## [課題の詳細]
プロレスについての文章から、「僕が初めてプロレスを見始めて暫くしたある年の正月、」から「とぐらいしか印象になかった。」までを一字も変えずに書き写せ。

さようなら、殺人医師

♪勇士の叫び(坂本英三)

僕が初めてプロレスを見始めて暫くしたある年の正月、
ゲーリー・オブライトが亡くなった。
つい最近までリングに上がっていた彼の突然の死に、
ティーヴ・ウィリアムスはコーナー上から「TOPアピール」で見送っていた。
後追いの僕にも彼らがTOPというチームで共に戦っていたという知識はあり、
ひげ面のウィリアムスが瞳に万感を湛えていたのを覚えている。


全日本ファンだった僕ではあるけれども、
既に見始めた頃にはウィリアムスは選手として下降線上にあり*1
多くの選手がNOAHに移籍していった後、新日との対抗戦に出ていたことぐらいしか印象になかった。


後年、伝説と言われているvs小橋健太*2を見て
その印象は一変した。

## [元の資料]
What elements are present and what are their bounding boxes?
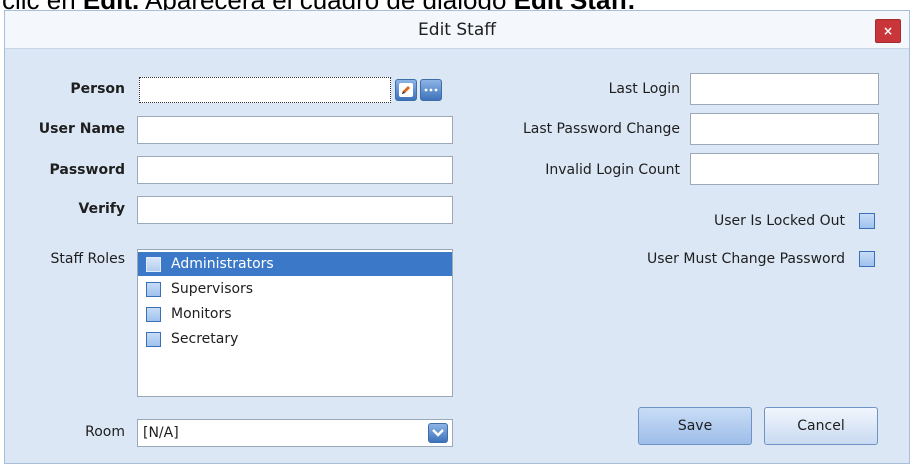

## [課題の結果]
僕が初めてプロレスを見始めて暫くしたある年の正月、
ゲーリー・オブライトが亡くなった。
つい最近までリングに上がっていた彼の突然の死に、
ティーヴ・ウィリアムスはコーナー上から「TOPアピール」で見送っていた。
後追いの僕にも彼らがTOPというチームで共に戦っていたという知識はあり、
ひげ面のウィリアムスが瞳に万感を湛えていたのを覚えている。


全日本ファンだった僕ではあるけれども、
既に見始めた頃にはウィリアムスは選手として下降線上にあり*1
多くの選手がNOAHに移籍していった後、新日との対抗戦に出ていたことぐらいしか印象になかった。